# Exercise goal
Put the lines of the material below into a numbered list, from the start up to and including the line with "svg-text:Interior: Interior [107,336,172,351]", leaving out blank lines.

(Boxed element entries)
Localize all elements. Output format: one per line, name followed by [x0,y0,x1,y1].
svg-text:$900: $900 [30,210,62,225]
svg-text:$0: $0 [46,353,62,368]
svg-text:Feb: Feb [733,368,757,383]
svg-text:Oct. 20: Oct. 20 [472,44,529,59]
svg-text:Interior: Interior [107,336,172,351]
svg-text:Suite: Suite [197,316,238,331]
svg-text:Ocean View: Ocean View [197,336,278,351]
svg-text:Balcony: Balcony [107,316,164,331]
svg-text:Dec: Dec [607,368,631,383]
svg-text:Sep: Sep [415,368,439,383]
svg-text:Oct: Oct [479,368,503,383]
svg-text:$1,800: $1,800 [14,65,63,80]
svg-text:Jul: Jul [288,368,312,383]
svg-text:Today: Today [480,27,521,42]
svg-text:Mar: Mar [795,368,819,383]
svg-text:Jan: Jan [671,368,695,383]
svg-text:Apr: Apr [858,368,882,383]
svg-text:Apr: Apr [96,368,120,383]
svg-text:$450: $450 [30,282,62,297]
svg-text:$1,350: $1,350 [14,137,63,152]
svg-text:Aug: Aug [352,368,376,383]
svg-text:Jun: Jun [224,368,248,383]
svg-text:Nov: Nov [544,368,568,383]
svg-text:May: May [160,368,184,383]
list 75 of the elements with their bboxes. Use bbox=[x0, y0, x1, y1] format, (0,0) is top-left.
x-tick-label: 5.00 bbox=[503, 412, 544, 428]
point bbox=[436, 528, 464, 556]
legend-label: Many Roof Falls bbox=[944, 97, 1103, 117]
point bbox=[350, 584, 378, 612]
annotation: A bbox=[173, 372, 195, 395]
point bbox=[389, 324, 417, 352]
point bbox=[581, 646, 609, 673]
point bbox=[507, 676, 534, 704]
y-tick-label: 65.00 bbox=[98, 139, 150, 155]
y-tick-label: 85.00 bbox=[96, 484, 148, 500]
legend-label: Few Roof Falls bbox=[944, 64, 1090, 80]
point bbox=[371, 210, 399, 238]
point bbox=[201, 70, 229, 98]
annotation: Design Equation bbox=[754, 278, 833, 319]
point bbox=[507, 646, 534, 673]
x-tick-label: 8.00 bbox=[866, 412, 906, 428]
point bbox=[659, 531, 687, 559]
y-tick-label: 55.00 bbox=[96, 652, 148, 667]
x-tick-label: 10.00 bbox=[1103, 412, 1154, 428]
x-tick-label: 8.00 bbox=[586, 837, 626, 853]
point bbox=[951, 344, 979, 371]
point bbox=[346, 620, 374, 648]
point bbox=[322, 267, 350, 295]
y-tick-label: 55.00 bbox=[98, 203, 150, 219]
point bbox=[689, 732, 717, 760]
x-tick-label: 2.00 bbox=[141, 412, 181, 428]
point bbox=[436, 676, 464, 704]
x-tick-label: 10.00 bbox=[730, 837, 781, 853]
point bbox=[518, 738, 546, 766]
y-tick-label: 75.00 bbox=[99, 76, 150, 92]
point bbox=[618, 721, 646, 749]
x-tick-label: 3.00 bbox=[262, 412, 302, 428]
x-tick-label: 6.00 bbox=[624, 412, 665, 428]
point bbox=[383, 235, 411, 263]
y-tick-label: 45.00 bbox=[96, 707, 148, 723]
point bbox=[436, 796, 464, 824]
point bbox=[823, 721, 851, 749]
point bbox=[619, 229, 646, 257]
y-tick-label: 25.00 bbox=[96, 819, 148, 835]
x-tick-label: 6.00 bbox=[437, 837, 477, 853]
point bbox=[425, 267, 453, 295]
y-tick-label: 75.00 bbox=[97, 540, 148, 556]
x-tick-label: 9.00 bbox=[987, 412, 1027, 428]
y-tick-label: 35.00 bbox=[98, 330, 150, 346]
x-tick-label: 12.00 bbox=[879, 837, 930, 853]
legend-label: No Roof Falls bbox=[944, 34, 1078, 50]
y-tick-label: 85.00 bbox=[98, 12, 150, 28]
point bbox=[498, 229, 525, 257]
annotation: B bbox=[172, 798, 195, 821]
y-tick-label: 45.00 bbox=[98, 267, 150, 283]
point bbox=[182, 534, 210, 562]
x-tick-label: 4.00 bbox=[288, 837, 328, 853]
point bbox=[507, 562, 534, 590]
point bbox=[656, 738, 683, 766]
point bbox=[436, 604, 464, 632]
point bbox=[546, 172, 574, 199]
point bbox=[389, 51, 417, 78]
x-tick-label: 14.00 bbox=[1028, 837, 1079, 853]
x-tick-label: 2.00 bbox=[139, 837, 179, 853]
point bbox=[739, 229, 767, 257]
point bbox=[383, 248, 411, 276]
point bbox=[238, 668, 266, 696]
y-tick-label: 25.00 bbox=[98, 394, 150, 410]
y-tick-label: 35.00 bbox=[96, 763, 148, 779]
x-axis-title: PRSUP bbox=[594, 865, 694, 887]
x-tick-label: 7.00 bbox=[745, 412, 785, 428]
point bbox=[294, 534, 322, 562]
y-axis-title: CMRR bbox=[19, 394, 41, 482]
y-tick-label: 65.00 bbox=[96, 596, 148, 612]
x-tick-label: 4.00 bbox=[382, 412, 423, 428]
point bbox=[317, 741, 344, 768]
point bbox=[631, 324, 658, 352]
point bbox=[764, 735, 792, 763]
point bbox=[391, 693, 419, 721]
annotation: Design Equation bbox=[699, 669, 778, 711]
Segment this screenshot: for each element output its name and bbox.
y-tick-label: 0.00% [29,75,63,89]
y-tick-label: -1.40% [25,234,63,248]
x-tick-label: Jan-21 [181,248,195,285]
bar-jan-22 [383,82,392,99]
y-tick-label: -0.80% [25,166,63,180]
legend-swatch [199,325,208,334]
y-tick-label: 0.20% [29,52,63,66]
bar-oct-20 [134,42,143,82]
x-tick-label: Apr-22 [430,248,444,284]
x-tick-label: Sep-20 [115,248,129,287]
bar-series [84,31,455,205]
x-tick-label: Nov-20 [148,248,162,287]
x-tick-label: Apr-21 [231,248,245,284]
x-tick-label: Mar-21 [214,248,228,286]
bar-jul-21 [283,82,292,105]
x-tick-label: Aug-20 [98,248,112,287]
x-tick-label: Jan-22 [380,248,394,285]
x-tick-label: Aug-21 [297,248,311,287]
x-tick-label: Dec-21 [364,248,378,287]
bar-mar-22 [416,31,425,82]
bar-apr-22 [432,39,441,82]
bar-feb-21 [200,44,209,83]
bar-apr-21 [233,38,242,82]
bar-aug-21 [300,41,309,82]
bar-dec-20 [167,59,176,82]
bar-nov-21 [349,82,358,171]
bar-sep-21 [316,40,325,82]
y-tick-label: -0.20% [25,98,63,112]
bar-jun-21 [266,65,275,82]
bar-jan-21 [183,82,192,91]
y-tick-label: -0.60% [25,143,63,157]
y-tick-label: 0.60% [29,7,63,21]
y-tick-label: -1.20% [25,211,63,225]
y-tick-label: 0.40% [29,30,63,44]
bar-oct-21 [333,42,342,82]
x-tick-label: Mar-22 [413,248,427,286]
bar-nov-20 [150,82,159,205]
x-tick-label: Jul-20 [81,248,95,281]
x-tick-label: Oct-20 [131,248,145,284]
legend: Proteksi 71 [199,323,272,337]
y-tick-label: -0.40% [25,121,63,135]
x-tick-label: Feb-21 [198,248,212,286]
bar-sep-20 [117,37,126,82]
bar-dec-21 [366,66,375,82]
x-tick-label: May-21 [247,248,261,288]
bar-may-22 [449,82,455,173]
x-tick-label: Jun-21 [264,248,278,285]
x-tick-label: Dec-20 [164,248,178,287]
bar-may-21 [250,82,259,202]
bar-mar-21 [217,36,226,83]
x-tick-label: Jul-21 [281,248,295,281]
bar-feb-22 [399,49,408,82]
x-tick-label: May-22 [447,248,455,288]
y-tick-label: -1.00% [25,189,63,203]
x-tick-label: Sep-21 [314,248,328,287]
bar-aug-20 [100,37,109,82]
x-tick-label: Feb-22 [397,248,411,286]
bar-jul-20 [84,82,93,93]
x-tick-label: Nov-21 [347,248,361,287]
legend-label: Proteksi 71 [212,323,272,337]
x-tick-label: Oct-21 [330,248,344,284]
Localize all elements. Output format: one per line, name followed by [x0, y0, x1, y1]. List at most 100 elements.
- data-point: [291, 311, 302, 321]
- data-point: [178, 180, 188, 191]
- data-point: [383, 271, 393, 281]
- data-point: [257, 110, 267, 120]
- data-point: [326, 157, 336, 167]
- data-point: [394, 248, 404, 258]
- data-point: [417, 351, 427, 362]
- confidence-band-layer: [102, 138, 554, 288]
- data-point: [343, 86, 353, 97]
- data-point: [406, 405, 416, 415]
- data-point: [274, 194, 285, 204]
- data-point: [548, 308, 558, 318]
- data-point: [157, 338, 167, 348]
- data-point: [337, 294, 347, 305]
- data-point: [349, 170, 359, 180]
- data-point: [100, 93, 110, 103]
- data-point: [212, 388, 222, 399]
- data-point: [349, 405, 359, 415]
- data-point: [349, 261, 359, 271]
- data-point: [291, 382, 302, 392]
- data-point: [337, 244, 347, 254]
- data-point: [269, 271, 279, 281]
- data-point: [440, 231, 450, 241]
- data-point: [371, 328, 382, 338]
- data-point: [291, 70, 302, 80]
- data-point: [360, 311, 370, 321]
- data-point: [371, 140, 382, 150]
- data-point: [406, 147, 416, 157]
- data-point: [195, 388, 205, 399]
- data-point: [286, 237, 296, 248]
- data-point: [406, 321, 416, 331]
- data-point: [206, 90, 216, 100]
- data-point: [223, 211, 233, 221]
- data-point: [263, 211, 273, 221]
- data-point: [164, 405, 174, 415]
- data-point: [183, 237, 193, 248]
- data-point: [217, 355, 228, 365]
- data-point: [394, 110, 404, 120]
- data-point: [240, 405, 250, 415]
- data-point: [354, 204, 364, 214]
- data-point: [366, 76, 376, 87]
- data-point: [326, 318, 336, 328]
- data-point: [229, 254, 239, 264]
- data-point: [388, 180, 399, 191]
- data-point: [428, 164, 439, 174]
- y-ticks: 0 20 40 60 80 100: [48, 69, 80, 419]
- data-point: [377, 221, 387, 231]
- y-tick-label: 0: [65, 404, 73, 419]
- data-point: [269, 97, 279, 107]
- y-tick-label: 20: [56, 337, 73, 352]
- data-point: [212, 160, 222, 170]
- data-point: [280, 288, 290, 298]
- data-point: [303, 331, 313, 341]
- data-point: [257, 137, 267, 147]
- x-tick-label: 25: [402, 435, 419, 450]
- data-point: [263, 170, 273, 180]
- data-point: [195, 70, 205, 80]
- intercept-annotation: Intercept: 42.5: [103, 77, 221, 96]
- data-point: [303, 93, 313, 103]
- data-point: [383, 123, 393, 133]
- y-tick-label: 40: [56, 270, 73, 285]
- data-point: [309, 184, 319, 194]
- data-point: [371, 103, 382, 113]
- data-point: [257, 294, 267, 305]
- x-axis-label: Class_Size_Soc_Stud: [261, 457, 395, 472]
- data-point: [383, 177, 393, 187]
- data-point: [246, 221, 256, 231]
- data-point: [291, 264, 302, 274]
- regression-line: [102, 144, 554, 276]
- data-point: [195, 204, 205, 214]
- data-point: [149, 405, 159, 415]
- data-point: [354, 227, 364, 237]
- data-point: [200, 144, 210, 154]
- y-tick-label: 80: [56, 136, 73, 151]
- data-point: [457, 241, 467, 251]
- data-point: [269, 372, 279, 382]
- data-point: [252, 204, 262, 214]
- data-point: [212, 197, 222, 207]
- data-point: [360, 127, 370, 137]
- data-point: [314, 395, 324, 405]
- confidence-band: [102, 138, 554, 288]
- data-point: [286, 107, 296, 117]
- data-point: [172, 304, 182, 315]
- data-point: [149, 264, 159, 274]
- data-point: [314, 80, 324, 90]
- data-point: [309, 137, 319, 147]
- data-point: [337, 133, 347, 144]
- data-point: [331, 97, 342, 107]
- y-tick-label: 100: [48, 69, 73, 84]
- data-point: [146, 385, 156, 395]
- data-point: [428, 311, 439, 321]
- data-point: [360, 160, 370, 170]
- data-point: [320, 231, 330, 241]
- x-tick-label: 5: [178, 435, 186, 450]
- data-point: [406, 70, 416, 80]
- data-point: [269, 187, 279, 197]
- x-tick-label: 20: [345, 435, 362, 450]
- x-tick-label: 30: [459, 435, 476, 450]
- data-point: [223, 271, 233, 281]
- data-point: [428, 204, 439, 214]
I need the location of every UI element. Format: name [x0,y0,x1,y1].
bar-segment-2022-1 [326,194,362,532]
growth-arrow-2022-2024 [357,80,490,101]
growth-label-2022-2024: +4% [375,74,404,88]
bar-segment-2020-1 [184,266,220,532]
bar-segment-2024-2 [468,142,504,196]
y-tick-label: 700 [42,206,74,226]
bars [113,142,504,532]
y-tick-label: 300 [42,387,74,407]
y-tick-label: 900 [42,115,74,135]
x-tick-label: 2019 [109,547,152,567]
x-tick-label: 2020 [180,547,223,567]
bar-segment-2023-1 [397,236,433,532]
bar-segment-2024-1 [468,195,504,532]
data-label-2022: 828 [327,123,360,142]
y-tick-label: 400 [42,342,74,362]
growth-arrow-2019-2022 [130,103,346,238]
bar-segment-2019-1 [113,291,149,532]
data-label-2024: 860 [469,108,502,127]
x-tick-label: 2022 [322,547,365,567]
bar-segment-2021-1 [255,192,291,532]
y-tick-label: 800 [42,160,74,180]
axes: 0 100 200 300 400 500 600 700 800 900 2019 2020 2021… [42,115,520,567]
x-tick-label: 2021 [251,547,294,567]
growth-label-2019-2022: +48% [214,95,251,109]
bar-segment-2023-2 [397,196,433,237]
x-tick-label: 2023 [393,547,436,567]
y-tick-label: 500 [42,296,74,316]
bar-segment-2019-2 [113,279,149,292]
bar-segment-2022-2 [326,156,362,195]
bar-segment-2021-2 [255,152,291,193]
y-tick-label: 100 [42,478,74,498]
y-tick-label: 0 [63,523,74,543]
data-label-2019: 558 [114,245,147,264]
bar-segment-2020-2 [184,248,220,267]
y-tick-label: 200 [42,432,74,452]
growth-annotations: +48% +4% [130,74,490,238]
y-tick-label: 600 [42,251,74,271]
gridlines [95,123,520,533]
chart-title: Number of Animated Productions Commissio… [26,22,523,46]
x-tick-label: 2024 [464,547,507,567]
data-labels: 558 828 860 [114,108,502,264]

# Response to this exercise
1. Localize all elements. Output format: one per line, name followed by [x0,y0,x1,y1].
2. svg-text:$900: $900 [30,210,62,225]
3. svg-text:$0: $0 [46,353,62,368]
4. svg-text:Feb: Feb [733,368,757,383]
5. svg-text:Oct. 20: Oct. 20 [472,44,529,59]
6. svg-text:Interior: Interior [107,336,172,351]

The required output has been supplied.